→ **Problem description**: Reproduce every entry in the listing without alteration.

→ **Rows**:
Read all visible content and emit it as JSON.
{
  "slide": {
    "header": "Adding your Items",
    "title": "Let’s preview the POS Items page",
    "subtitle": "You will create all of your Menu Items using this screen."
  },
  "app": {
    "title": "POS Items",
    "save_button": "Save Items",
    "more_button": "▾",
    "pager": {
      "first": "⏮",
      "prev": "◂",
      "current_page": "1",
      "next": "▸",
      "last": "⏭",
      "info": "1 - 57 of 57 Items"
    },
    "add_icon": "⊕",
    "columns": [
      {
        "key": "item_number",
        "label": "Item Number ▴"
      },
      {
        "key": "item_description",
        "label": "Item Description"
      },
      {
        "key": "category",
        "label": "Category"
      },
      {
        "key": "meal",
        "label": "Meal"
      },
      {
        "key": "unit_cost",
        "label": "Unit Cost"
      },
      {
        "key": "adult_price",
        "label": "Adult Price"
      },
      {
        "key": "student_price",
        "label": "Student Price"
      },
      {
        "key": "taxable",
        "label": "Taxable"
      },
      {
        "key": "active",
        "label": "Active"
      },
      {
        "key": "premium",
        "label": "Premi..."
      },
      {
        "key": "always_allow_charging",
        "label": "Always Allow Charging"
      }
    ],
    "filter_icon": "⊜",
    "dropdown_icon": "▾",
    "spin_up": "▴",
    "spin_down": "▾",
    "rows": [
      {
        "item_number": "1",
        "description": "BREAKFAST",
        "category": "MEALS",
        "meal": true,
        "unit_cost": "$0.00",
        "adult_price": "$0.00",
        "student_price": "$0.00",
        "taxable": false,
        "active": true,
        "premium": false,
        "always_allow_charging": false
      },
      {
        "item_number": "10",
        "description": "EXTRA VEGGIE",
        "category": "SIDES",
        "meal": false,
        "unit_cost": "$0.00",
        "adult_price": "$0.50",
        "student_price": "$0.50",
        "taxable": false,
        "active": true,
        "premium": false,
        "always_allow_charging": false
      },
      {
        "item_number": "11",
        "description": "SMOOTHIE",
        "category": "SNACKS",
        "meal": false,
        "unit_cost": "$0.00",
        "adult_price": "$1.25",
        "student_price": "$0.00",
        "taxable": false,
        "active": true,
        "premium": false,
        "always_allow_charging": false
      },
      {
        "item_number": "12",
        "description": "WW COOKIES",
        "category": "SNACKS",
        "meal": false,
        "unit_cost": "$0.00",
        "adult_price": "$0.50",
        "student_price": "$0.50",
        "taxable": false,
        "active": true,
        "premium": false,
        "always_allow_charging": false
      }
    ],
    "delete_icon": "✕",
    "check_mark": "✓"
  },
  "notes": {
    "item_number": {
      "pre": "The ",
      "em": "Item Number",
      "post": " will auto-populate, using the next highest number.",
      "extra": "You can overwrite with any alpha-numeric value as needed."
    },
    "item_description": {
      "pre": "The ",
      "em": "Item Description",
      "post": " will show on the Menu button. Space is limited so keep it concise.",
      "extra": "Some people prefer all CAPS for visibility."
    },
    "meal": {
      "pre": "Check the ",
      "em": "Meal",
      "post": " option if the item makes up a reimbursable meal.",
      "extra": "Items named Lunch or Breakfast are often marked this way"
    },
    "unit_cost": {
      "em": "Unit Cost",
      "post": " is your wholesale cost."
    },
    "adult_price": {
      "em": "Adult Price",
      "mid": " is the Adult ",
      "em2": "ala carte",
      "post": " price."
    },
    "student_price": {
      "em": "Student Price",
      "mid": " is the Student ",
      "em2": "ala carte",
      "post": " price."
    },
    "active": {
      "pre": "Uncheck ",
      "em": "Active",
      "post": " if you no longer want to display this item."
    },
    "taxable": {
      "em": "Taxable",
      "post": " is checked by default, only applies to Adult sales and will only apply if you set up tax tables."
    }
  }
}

→ **Written solution**:
Read all visible content and emit it as JSON.
{
  "slide": {
    "header": "Adding your Items",
    "title": "Let’s preview the POS Items page",
    "subtitle": "You will create all of your Menu Items using this screen."
  },
  "app": {
    "title": "POS Items",
    "save_button": "Save Items",
    "more_button": "▾",
    "pager": {
      "first": "⏮",
      "prev": "◂",
      "current_page": "1",
      "next": "▸",
      "last": "⏭",
      "info": "1 - 57 of 57 Items"
    },
    "add_icon": "⊕",
    "columns": [
      {
        "key": "item_number",
        "label": "Item Number ▴"
      },
      {
        "key": "item_description",
        "label": "Item Description"
      },
      {
        "key": "category",
        "label": "Category"
      },
      {
        "key": "meal",
        "label": "Meal"
      },
      {
        "key": "unit_cost",
        "label": "Unit Cost"
      },
      {
        "key": "adult_price",
        "label": "Adult Price"
      },
      {
        "key": "student_price",
        "label": "Student Price"
      },
      {
        "key": "taxable",
        "label": "Taxable"
      },
      {
        "key": "active",
        "label": "Active"
      },
      {
        "key": "premium",
        "label": "Premi..."
      },
      {
        "key": "always_allow_charging",
        "label": "Always Allow Charging"
      }
    ],
    "filter_icon": "⊜",
    "dropdown_icon": "▾",
    "spin_up": "▴",
    "spin_down": "▾",
    "rows": [
      {
        "item_number": "1",
        "description": "BREAKFAST",
        "category": "MEALS",
        "meal": true,
        "unit_cost": "$0.00",
        "adult_price": "$0.00",
        "student_price": "$0.00",
        "taxable": false,
        "active": true,
        "premium": false,
        "always_allow_charging": false
      },
      {
        "item_number": "10",
        "description": "EXTRA VEGGIE",
        "category": "SIDES",
        "meal": false,
        "unit_cost": "$0.00",
        "adult_price": "$0.50",
        "student_price": "$0.50",
        "taxable": false,
        "active": true,
        "premium": false,
        "always_allow_charging": false
      },
      {
        "item_number": "11",
        "description": "SMOOTHIE",
        "category": "SNACKS",
        "meal": false,
        "unit_cost": "$0.00",
        "adult_price": "$1.25",
        "student_price": "$0.00",
        "taxable": false,
        "active": true,
        "premium": false,
        "always_allow_charging": false
      },
      {
        "item_number": "12",
        "description": "WW COOKIES",
        "category": "SNACKS",
        "meal": false,
        "unit_cost": "$0.00",
        "adult_price": "$0.50",
        "student_price": "$0.50",
        "taxable": false,
        "active": true,
        "premium": false,
        "always_allow_charging": false
      }
    ],
    "delete_icon": "✕",
    "check_mark": "✓"
  },
  "notes": {
    "item_number": {
      "pre": "The ",
      "em": "Item Number",
      "post": " will auto-populate, using the next highest number.",
      "extra": "You can overwrite with any alpha-numeric value as needed."
    },
    "item_description": {
      "pre": "The ",
      "em": "Item Description",
      "post": " will show on the Menu button. Space is limited so keep it concise.",
      "extra": "Some people prefer all CAPS for visibility."
    },
    "meal": {
      "pre": "Check the ",
      "em": "Meal",
      "post": " option if the item makes up a reimbursable meal.",
      "extra": "Items named Lunch or Breakfast are often marked this way"
    },
    "unit_cost": {
      "em": "Unit Cost",
      "post": " is your wholesale cost."
    },
    "adult_price": {
      "em": "Adult Price",
      "mid": " is the Adult ",
      "em2": "ala carte",
      "post": " price."
    },
    "student_price": {
      "em": "Student Price",
      "mid": " is the Student ",
      "em2": "ala carte",
      "post": " price."
    },
    "active": {
      "pre": "Uncheck ",
      "em": "Active",
      "post": " if you no longer want to display this item."
    },
    "taxable": {
      "em": "Taxable",
      "post": " is checked by default, only applies to Adult sales and will only apply if you set up tax tables."
    }
  }
}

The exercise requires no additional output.